▶ Source document
+-------+
I once lived on the 900 block of Sutter and it was a great place to be. I don't own a car so the lack of parking was not a problem for me. All the street walkers that make the Loin what it is were usually not on my block. You are right in the middle of everything and yet sorta insulated from it all. The ambulances are noisy, but you get used to it. Here's a list of the places I liked: Aces, Sugar Cafe, The Cellar, Canteen, and the Red Room. All are on Sutter St. You can really just walk from Union Square to Polk St. on Sutter and find plenty of fun places.
All I gotta say is the trannys watch out for me, they got my back at night! Probably the safest area to live in the TL. (No, I do not tell people I live in the "TenderNob," WHO actually calls it that?! It's the Loin baby! EMBRACE IT!) I can't imagine being anywhere else.
+-------+
▶ Exercise requirements
Proceed with the review of living on the 900 block of Sutter Street, picking up right after its final sentence. None of the entries are needed for the work here.

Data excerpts
+-------+
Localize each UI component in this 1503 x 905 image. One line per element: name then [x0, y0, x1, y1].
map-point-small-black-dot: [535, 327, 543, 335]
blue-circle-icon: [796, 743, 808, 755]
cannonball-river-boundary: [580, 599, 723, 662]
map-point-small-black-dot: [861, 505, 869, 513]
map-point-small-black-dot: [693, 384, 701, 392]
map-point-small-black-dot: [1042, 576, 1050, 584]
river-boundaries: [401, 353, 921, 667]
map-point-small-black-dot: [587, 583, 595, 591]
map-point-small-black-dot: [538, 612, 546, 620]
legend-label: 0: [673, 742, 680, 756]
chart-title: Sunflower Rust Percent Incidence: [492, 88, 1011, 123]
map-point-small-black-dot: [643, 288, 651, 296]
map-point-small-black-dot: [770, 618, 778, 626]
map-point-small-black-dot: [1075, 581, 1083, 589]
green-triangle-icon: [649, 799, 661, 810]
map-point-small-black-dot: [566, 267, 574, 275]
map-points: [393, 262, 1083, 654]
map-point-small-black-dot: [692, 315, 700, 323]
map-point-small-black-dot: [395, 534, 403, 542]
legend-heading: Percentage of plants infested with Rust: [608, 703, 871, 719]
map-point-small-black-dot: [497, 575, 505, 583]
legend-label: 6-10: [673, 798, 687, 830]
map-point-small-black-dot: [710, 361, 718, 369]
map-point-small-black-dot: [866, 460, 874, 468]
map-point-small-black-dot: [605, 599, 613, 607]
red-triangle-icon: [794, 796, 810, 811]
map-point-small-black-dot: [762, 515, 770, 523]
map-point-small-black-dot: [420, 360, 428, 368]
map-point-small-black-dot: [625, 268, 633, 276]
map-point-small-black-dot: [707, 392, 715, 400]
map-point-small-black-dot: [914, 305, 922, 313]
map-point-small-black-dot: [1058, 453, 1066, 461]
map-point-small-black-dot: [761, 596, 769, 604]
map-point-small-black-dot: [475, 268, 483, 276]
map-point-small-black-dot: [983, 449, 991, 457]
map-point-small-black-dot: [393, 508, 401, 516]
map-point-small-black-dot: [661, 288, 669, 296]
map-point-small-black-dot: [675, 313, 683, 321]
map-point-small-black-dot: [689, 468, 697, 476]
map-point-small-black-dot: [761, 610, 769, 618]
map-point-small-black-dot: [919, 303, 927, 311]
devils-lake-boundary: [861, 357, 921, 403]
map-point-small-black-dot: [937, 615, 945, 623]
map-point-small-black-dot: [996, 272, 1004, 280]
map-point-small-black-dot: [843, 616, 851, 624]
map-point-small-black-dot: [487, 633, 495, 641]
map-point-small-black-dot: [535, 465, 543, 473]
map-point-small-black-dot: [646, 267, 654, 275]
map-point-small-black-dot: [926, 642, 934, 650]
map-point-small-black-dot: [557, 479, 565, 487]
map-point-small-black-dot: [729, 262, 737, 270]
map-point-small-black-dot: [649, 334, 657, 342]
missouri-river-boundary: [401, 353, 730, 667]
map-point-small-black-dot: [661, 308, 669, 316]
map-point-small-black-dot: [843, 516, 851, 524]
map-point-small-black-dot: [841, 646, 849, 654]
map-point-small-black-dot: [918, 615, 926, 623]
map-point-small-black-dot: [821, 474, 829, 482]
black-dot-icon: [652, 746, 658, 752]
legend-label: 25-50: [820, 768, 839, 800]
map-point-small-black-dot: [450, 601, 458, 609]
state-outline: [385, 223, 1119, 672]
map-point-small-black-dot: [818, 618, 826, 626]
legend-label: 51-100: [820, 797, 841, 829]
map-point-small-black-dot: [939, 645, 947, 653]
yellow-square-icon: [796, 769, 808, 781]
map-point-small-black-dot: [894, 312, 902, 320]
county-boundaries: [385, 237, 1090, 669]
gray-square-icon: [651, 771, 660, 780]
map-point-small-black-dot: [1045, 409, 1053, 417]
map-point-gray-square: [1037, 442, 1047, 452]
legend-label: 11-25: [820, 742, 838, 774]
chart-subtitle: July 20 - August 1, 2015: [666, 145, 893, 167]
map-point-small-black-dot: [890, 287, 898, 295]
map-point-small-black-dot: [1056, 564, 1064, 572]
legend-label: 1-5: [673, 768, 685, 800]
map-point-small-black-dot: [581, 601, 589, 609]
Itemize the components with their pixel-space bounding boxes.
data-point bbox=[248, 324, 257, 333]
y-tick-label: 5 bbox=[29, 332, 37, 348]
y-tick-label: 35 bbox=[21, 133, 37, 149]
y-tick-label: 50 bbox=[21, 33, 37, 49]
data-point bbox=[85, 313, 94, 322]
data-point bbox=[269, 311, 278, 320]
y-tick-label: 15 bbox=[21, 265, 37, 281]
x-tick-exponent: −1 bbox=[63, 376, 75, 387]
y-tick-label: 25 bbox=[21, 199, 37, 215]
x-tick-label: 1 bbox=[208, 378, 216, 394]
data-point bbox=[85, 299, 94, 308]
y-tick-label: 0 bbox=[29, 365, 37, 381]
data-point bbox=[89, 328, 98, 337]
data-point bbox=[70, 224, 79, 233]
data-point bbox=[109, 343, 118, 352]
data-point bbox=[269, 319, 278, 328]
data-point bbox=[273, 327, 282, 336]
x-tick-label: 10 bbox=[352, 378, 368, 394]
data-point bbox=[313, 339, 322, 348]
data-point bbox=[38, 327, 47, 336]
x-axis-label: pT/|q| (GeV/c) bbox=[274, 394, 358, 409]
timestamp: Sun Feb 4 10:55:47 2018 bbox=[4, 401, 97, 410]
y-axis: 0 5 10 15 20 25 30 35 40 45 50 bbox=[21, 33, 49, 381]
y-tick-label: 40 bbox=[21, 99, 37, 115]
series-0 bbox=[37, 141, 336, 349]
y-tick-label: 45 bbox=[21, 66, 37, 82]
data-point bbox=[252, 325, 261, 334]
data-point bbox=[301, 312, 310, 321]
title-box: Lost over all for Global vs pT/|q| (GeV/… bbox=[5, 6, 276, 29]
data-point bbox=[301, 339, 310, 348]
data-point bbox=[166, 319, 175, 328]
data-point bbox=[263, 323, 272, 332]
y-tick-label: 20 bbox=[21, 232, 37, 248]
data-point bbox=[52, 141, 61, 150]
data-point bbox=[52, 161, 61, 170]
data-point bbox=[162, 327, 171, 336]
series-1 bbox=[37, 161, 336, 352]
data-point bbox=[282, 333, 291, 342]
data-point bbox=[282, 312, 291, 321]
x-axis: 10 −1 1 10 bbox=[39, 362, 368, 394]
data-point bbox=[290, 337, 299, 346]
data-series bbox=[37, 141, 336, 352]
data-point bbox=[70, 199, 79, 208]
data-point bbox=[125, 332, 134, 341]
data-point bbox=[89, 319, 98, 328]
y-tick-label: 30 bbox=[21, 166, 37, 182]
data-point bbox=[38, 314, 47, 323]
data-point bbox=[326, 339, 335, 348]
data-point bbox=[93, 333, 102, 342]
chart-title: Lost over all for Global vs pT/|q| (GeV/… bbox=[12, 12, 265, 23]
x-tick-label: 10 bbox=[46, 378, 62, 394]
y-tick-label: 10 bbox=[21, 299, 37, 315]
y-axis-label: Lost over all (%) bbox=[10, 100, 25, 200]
+-------+
▶ Output for this exercise
The Tendernob is a stupid name, but this is truly a great neighberhood...Although the actual boundaries change daily, I like to assume that the nob' starts above O'Farrell whilst the 'RTL" or "Real Tenderloin" starts below Ellis...than when you get to Turk street where I live...well we call that the "LTL" Lower tenderloin...yeah lots of good bars and boutique hotels, and art school girls, and international students, and hostels...a good time, for sure...
Sure, it ain't the nicest or prettiest kid on the block, but there's some damn tasty food (like http://www.yelp.com/bi...), and you've gotta admit - for neighborhood names, it just don't get much better than TenderNob. I mean, really.
Yes yes y'all. Tendernob is the best y'all. Dude. Can we have a get together of tendernob yelpers at a shitty dive and drink too much whiskey and beer and look like all the other degenerates stumbling around our hood? We can invite your favorite tranny hooker too. I know who mine is.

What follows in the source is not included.